▸ Set task:
Copy all lines in which the word "data" can be found.

--

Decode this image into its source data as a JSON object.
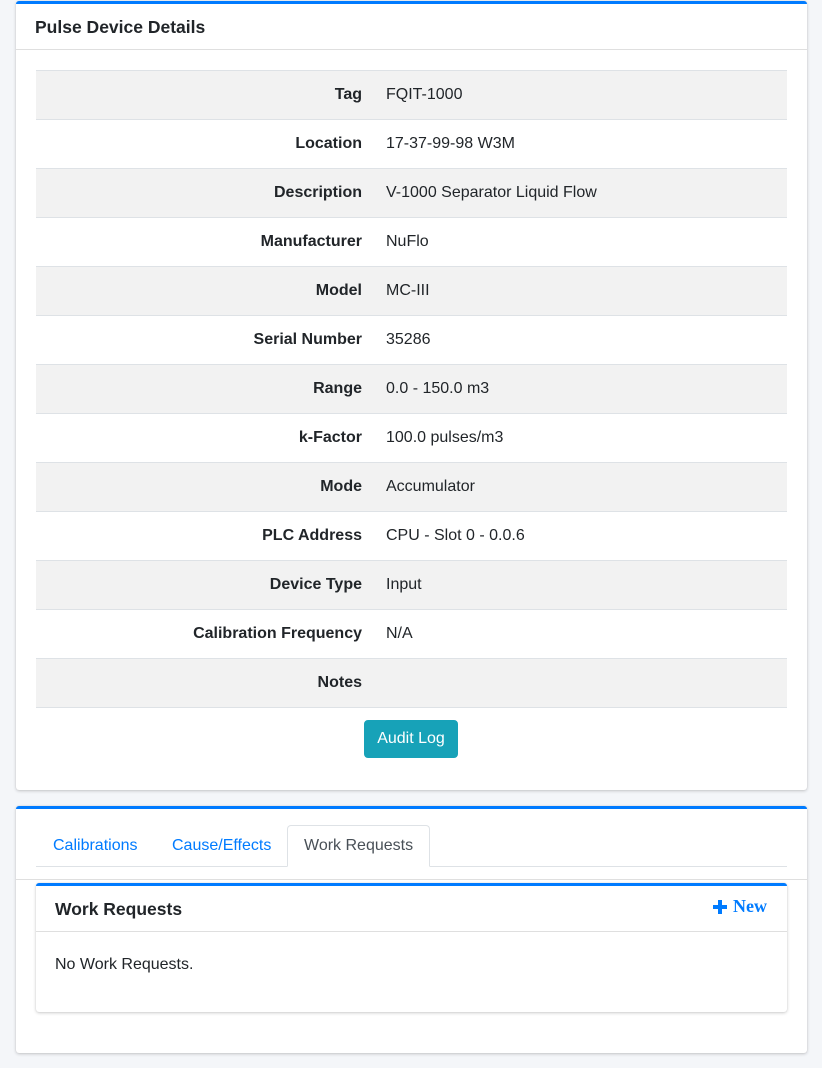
{
  "details": {
    "title": "Pulse Device Details",
    "rows": [
      {
        "label": "Tag",
        "value": "FQIT-1000"
      },
      {
        "label": "Location",
        "value": "17-37-99-98 W3M"
      },
      {
        "label": "Description",
        "value": "V-1000 Separator Liquid Flow"
      },
      {
        "label": "Manufacturer",
        "value": "NuFlo"
      },
      {
        "label": "Model",
        "value": "MC-III"
      },
      {
        "label": "Serial Number",
        "value": "35286"
      },
      {
        "label": "Range",
        "value": "0.0 - 150.0 m3"
      },
      {
        "label": "k-Factor",
        "value": "100.0 pulses/m3"
      },
      {
        "label": "Mode",
        "value": "Accumulator"
      },
      {
        "label": "PLC Address",
        "value": "CPU - Slot 0 - 0.0.6"
      },
      {
        "label": "Device Type",
        "value": "Input"
      },
      {
        "label": "Calibration Frequency",
        "value": "N/A"
      },
      {
        "label": "Notes",
        "value": ""
      }
    ],
    "audit_log_label": "Audit Log"
  },
  "tabs": {
    "items": [
      {
        "label": "Calibrations",
        "active": false
      },
      {
        "label": "Cause/Effects",
        "active": false
      },
      {
        "label": "Work Requests",
        "active": true
      }
    ]
  },
  "work_requests": {
    "title": "Work Requests",
    "new_label": "New",
    "empty_message": "No Work Requests."
  },
  "icons": {
    "new": "plus-icon"
  },
  "colors": {
    "primary": "#007bff",
    "info": "#17a2b8",
    "stripe": "#f2f2f2"
  }
}
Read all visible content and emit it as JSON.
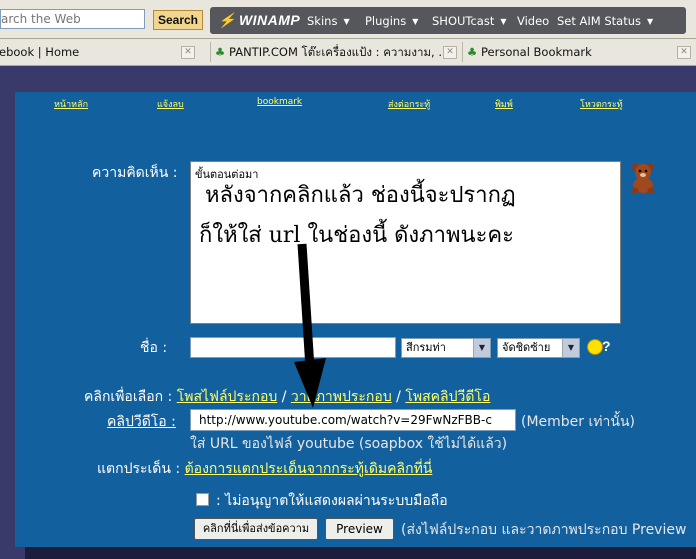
{
  "toolbar": {
    "search_placeholder": "arch the Web",
    "search_button": "Search",
    "winamp": "WINAMP",
    "menu": [
      "Skins",
      "Plugins",
      "SHOUTcast",
      "Video",
      "Set AIM Status"
    ]
  },
  "tabs": [
    {
      "label": "ebook | Home"
    },
    {
      "label": "PANTIP.COM โต๊ะเครื่องแป้ง : ความงาม, ..."
    },
    {
      "label": "Personal Bookmark"
    }
  ],
  "nav": [
    "หน้าหลัก",
    "แจ้งลบ",
    "bookmark",
    "ส่งต่อกระทู้",
    "พิมพ์",
    "โหวตกระทู้"
  ],
  "form": {
    "comment_label": "ความคิดเห็น :",
    "comment_hint": "ขั้นตอนต่อมา",
    "overlay_line1": "หลังจากคลิกแล้ว ช่องนี้จะปรากฏ",
    "overlay_line2": "ก็ให้ใส่ url ในช่องนี้ ดังภาพนะคะ",
    "name_label": "ชื่อ :",
    "color_select": "สีกรมท่า",
    "align_select": "จัดชิดซ้าย",
    "smiley_q": "?",
    "choose_label": "คลิกเพื่อเลือก :",
    "choose_links": [
      "โพสไฟล์ประกอบ",
      "วาดภาพประกอบ",
      "โพสคลิปวีดีโอ"
    ],
    "choose_sep": "/",
    "clip_label": "คลิปวีดีโอ :",
    "clip_url": "http://www.youtube.com/watch?v=29FwNzFBB-c",
    "member_note": "(Member เท่านั้น)",
    "url_note": "ใส่ URL ของไฟล์ youtube (soapbox ใช้ไม่ได้แล้ว)",
    "branch_label": "แตกประเด็น :",
    "branch_link": "ต้องการแตกประเด็นจากกระทู้เดิมคลิกที่นี่",
    "mobile_label": ": ไม่อนุญาตให้แสดงผลผ่านระบบมือถือ",
    "submit_button": "คลิกที่นี่เพื่อส่งข้อความ",
    "preview_button": "Preview",
    "preview_note": "(ส่งไฟล์ประกอบ และวาดภาพประกอบ Preview"
  },
  "colors": {
    "panel": "#13609f",
    "link": "#ffff66",
    "page_bg": "#3a3a6a"
  }
}
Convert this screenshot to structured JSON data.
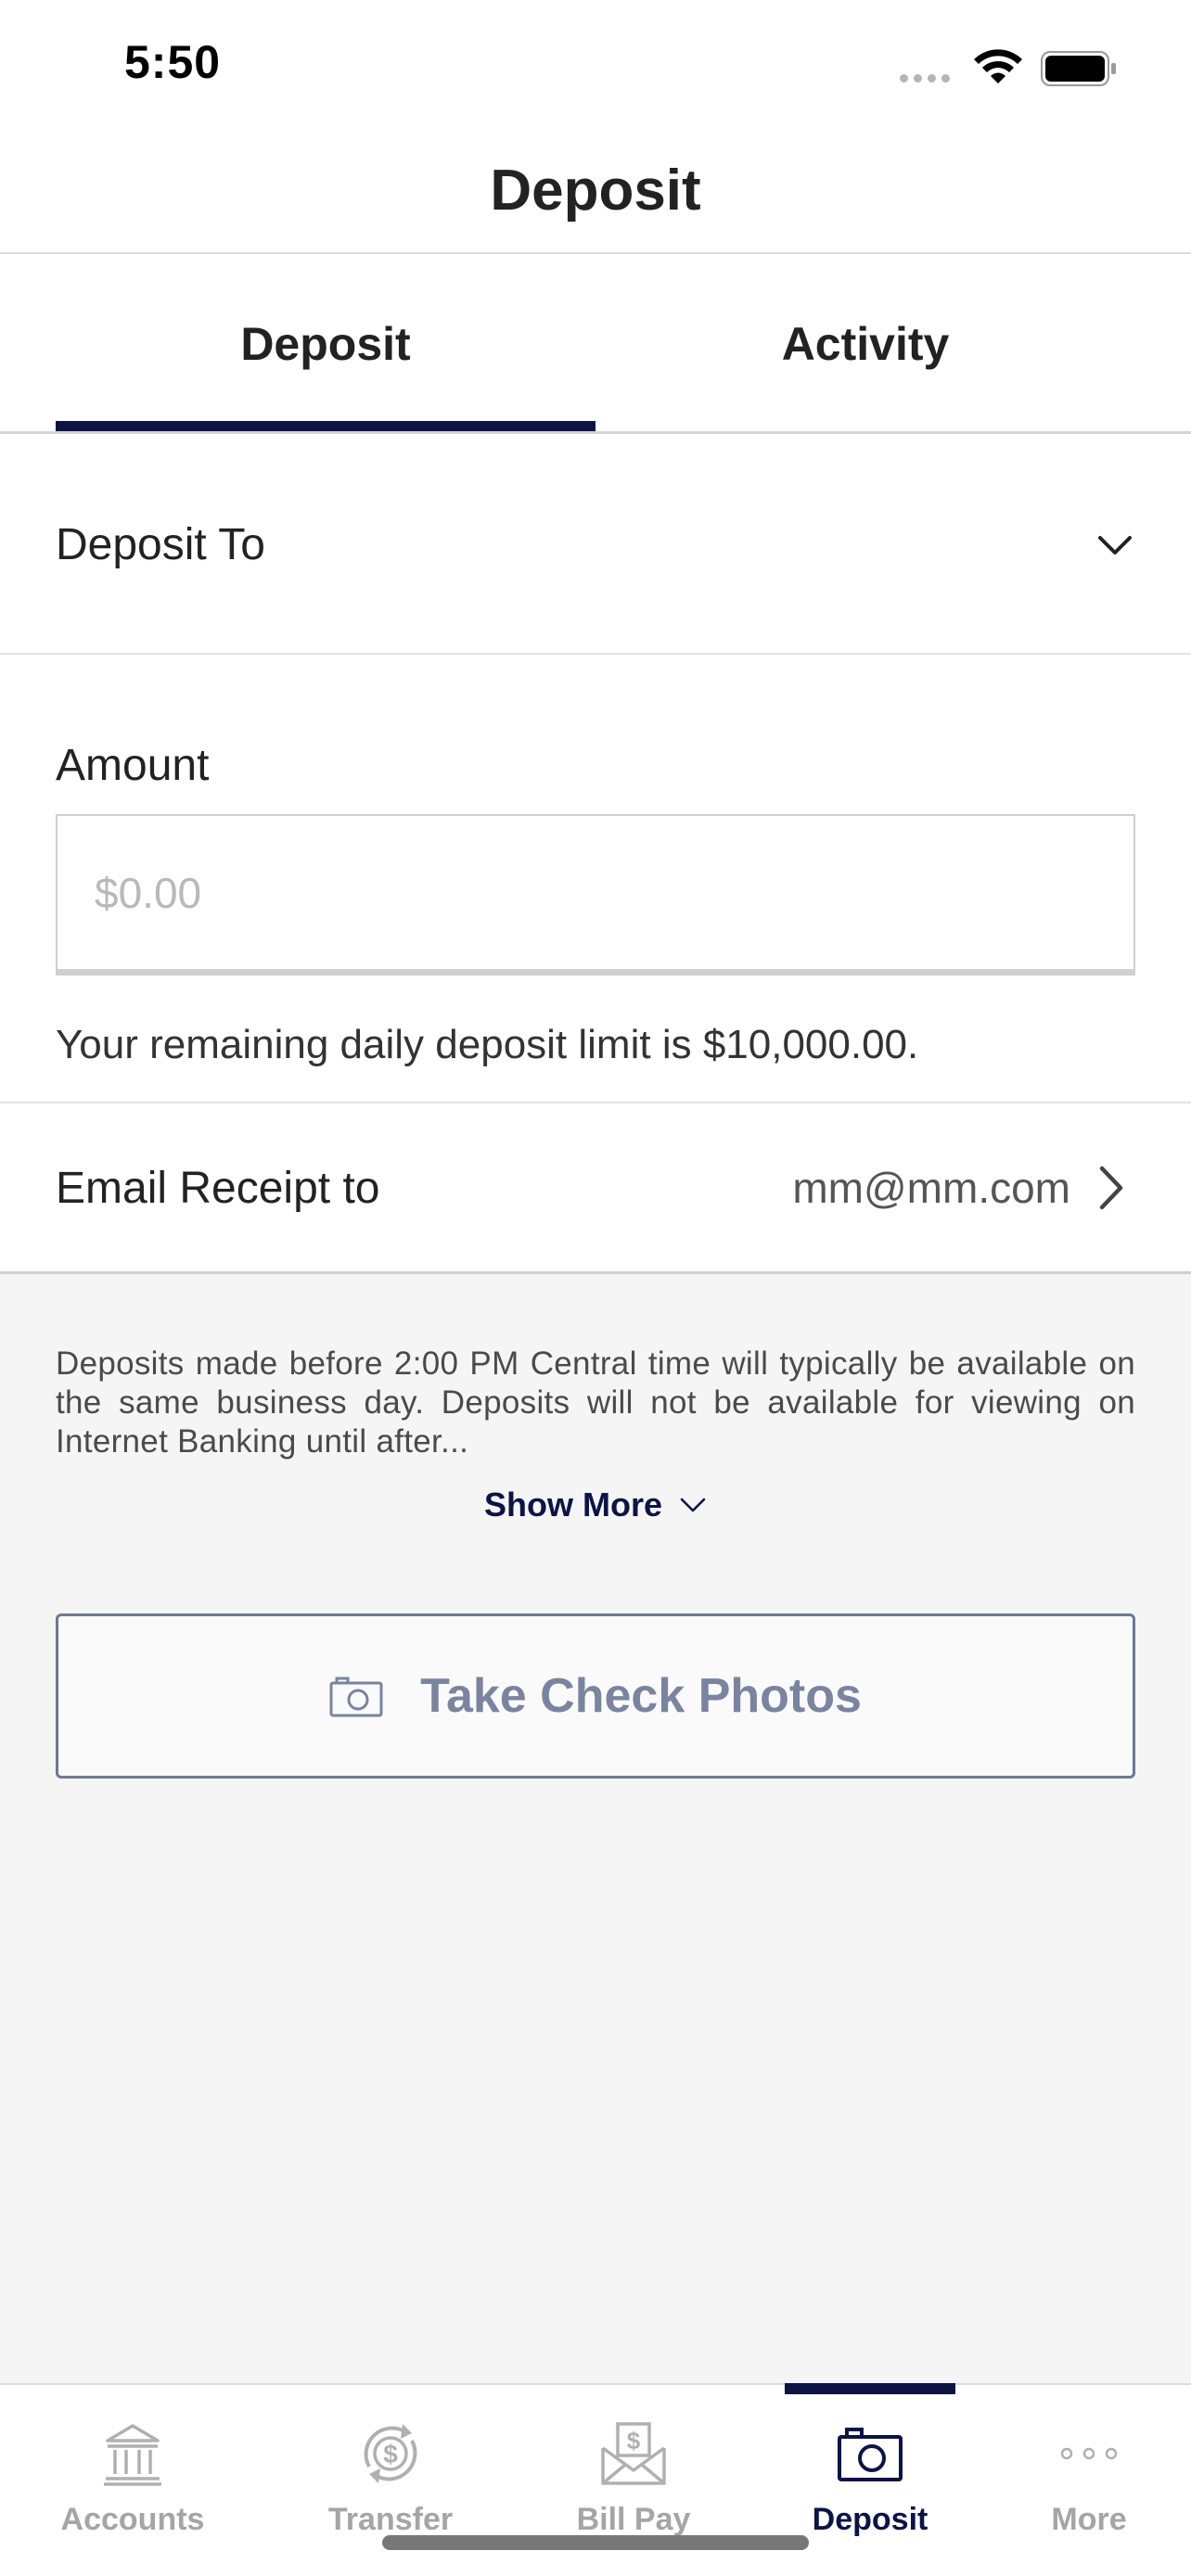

--

▸ Solution:
Decode this image into its source data as a JSON object.
Convert this screenshot to structured JSON data.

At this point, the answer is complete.